Your instructions: Write out each line word for word. Drop pictures.

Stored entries
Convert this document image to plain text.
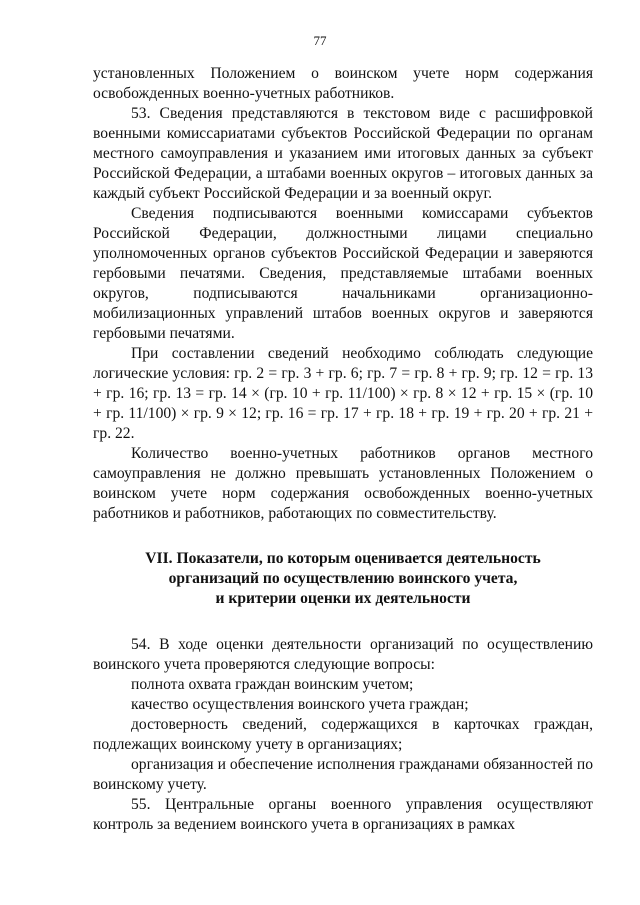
77

установленных Положением о воинском учете норм содержания освобожденных военно-учетных работников.

53. Сведения представляются в текстовом виде с расшифровкой военными комиссариатами субъектов Российской Федерации по органам местного самоуправления и указанием ими итоговых данных за субъект Российской Федерации, а штабами военных округов – итоговых данных за каждый субъект Российской Федерации и за военный округ.

Сведения подписываются военными комиссарами субъектов Российской Федерации, должностными лицами специально уполномоченных органов субъектов Российской Федерации и заверяются гербовыми печатями. Сведения, представляемые штабами военных округов, подписываются начальниками организационно-мобилизационных управлений штабов военных округов и заверяются гербовыми печатями.

При составлении сведений необходимо соблюдать следующие логические условия: гр. 2 = гр. 3 + гр. 6; гр. 7 = гр. 8 + гр. 9; гр. 12 = гр. 13 + гр. 16; гр. 13 = гр. 14 × (гр. 10 + гр. 11/100) × гр. 8 × 12 + гр. 15 × (гр. 10 + гр. 11/100) × гр. 9 × 12; гр. 16 = гр. 17 + гр. 18 + гр. 19 + гр. 20 + гр. 21 + гр. 22.

Количество военно-учетных работников органов местного самоуправления не должно превышать установленных Положением о воинском учете норм содержания освобожденных военно-учетных работников и работников, работающих по совместительству.

VII. Показатели, по которым оценивается деятельность
организаций по осуществлению воинского учета,
и критерии оценки их деятельности

54. В ходе оценки деятельности организаций по осуществлению воинского учета проверяются следующие вопросы:

полнота охвата граждан воинским учетом;

качество осуществления воинского учета граждан;

достоверность сведений, содержащихся в карточках граждан, подлежащих воинскому учету в организациях;

организация и обеспечение исполнения гражданами обязанностей по воинскому учету.

55. Центральные органы военного управления осуществляют контроль за ведением воинского учета в организациях в рамках
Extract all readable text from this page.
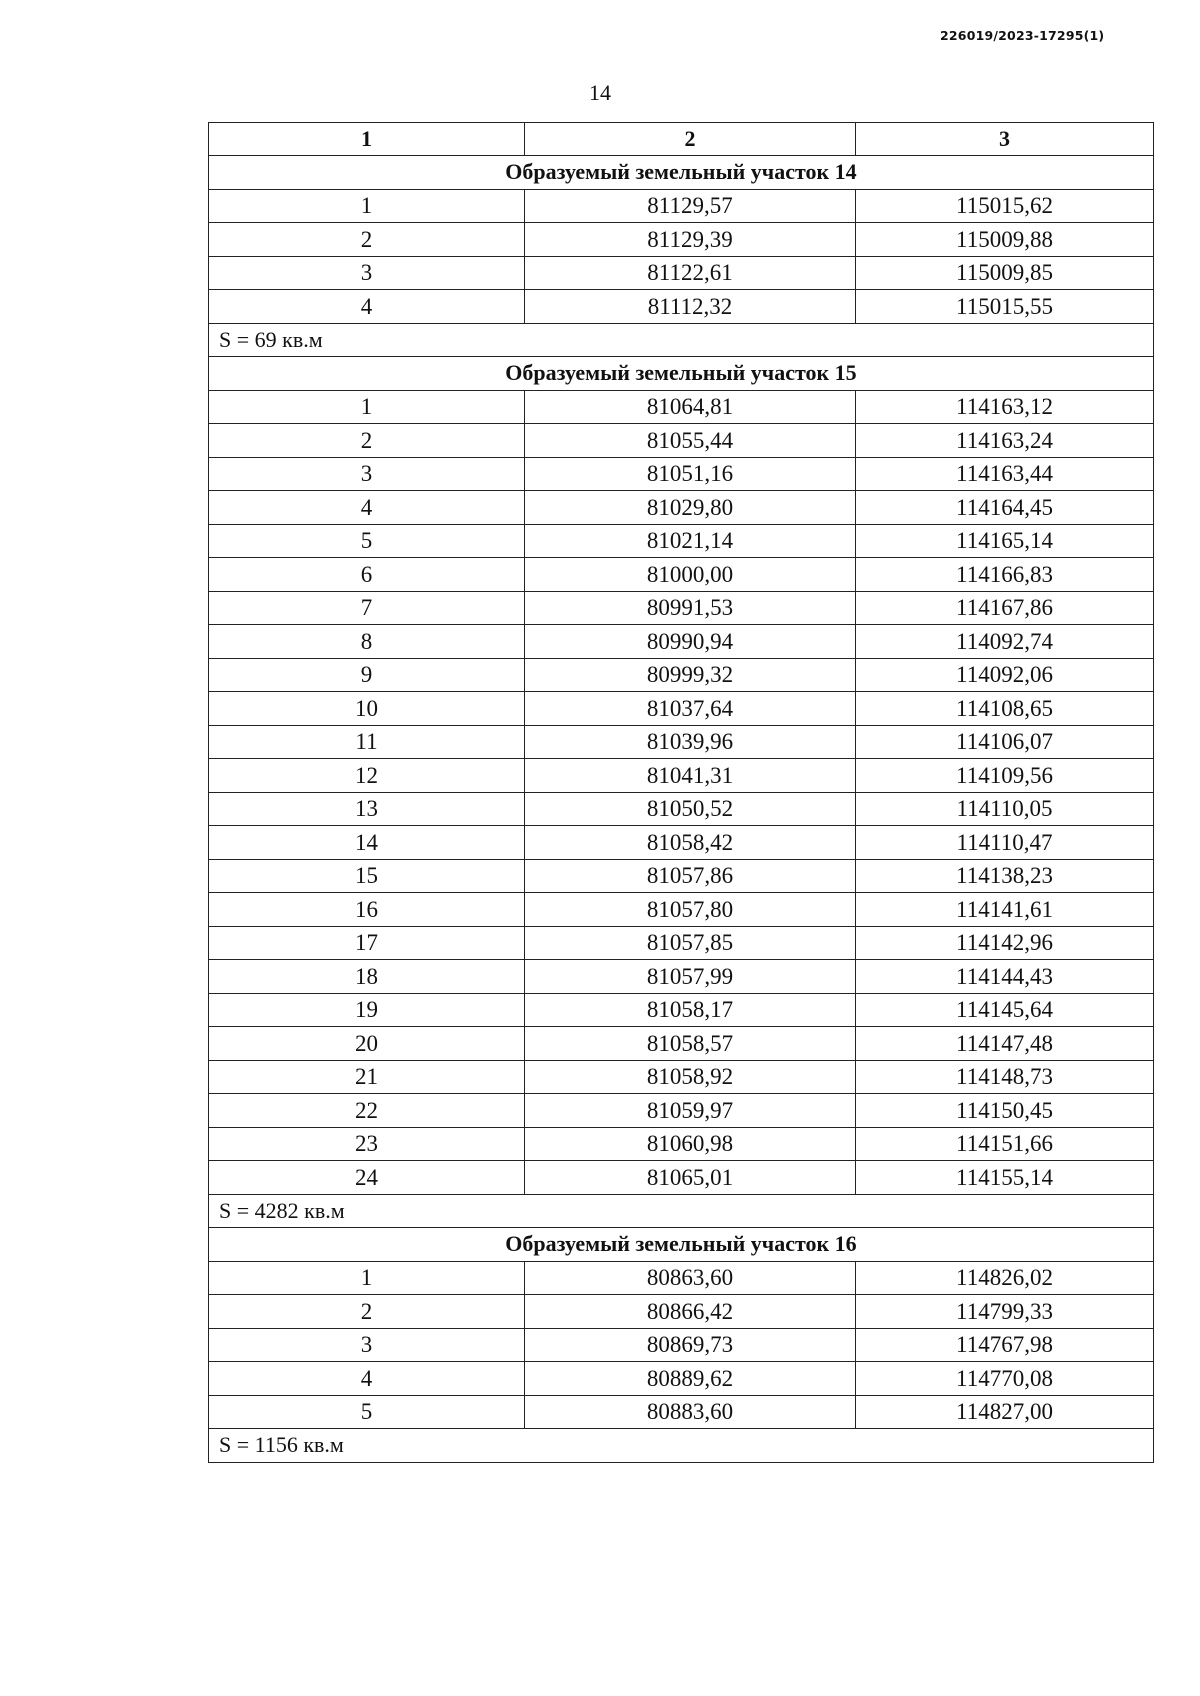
226019/2023-17295(1)
14
1	2	3
Образуемый земельный участок 14		
1	81129,57	115015,62
2	81129,39	115009,88
3	81122,61	115009,85
4	81112,32	115015,55
S = 69 кв.м		
Образуемый земельный участок 15		
1	81064,81	114163,12
2	81055,44	114163,24
3	81051,16	114163,44
4	81029,80	114164,45
5	81021,14	114165,14
6	81000,00	114166,83
7	80991,53	114167,86
8	80990,94	114092,74
9	80999,32	114092,06
10	81037,64	114108,65
11	81039,96	114106,07
12	81041,31	114109,56
13	81050,52	114110,05
14	81058,42	114110,47
15	81057,86	114138,23
16	81057,80	114141,61
17	81057,85	114142,96
18	81057,99	114144,43
19	81058,17	114145,64
20	81058,57	114147,48
21	81058,92	114148,73
22	81059,97	114150,45
23	81060,98	114151,66
24	81065,01	114155,14
S = 4282 кв.м		
Образуемый земельный участок 16		
1	80863,60	114826,02
2	80866,42	114799,33
3	80869,73	114767,98
4	80889,62	114770,08
5	80883,60	114827,00
S = 1156 кв.м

Task response:
Convert this document image to plain text.
77

установленных Положением о воинском учете норм содержания освобожденных военно-учетных работников.

53. Сведения представляются в текстовом виде с расшифровкой военными комиссариатами субъектов Российской Федерации по органам местного самоуправления и указанием ими итоговых данных за субъект Российской Федерации, а штабами военных округов – итоговых данных за каждый субъект Российской Федерации и за военный округ.

Сведения подписываются военными комиссарами субъектов Российской Федерации, должностными лицами специально уполномоченных органов субъектов Российской Федерации и заверяются гербовыми печатями. Сведения, представляемые штабами военных округов, подписываются начальниками организационно-мобилизационных управлений штабов военных округов и заверяются гербовыми печатями.

При составлении сведений необходимо соблюдать следующие логические условия: гр. 2 = гр. 3 + гр. 6; гр. 7 = гр. 8 + гр. 9; гр. 12 = гр. 13 + гр. 16; гр. 13 = гр. 14 × (гр. 10 + гр. 11/100) × гр. 8 × 12 + гр. 15 × (гр. 10 + гр. 11/100) × гр. 9 × 12; гр. 16 = гр. 17 + гр. 18 + гр. 19 + гр. 20 + гр. 21 + гр. 22.

Количество военно-учетных работников органов местного самоуправления не должно превышать установленных Положением о воинском учете норм содержания освобожденных военно-учетных работников и работников, работающих по совместительству.

VII. Показатели, по которым оценивается деятельность
организаций по осуществлению воинского учета,
и критерии оценки их деятельности

54. В ходе оценки деятельности организаций по осуществлению воинского учета проверяются следующие вопросы:

полнота охвата граждан воинским учетом;

качество осуществления воинского учета граждан;

достоверность сведений, содержащихся в карточках граждан, подлежащих воинскому учету в организациях;

организация и обеспечение исполнения гражданами обязанностей по воинскому учету.

55. Центральные органы военного управления осуществляют контроль за ведением воинского учета в организациях в рамках
Extract all readable text from this page.
226019/2023-17295(1)
14
1	2	3
Образуемый земельный участок 14		
1	81129,57	115015,62
2	81129,39	115009,88
3	81122,61	115009,85
4	81112,32	115015,55
S = 69 кв.м		
Образуемый земельный участок 15		
1	81064,81	114163,12
2	81055,44	114163,24
3	81051,16	114163,44
4	81029,80	114164,45
5	81021,14	114165,14
6	81000,00	114166,83
7	80991,53	114167,86
8	80990,94	114092,74
9	80999,32	114092,06
10	81037,64	114108,65
11	81039,96	114106,07
12	81041,31	114109,56
13	81050,52	114110,05
14	81058,42	114110,47
15	81057,86	114138,23
16	81057,80	114141,61
17	81057,85	114142,96
18	81057,99	114144,43
19	81058,17	114145,64
20	81058,57	114147,48
21	81058,92	114148,73
22	81059,97	114150,45
23	81060,98	114151,66
24	81065,01	114155,14
S = 4282 кв.м		
Образуемый земельный участок 16		
1	80863,60	114826,02
2	80866,42	114799,33
3	80869,73	114767,98
4	80889,62	114770,08
5	80883,60	114827,00
S = 1156 кв.м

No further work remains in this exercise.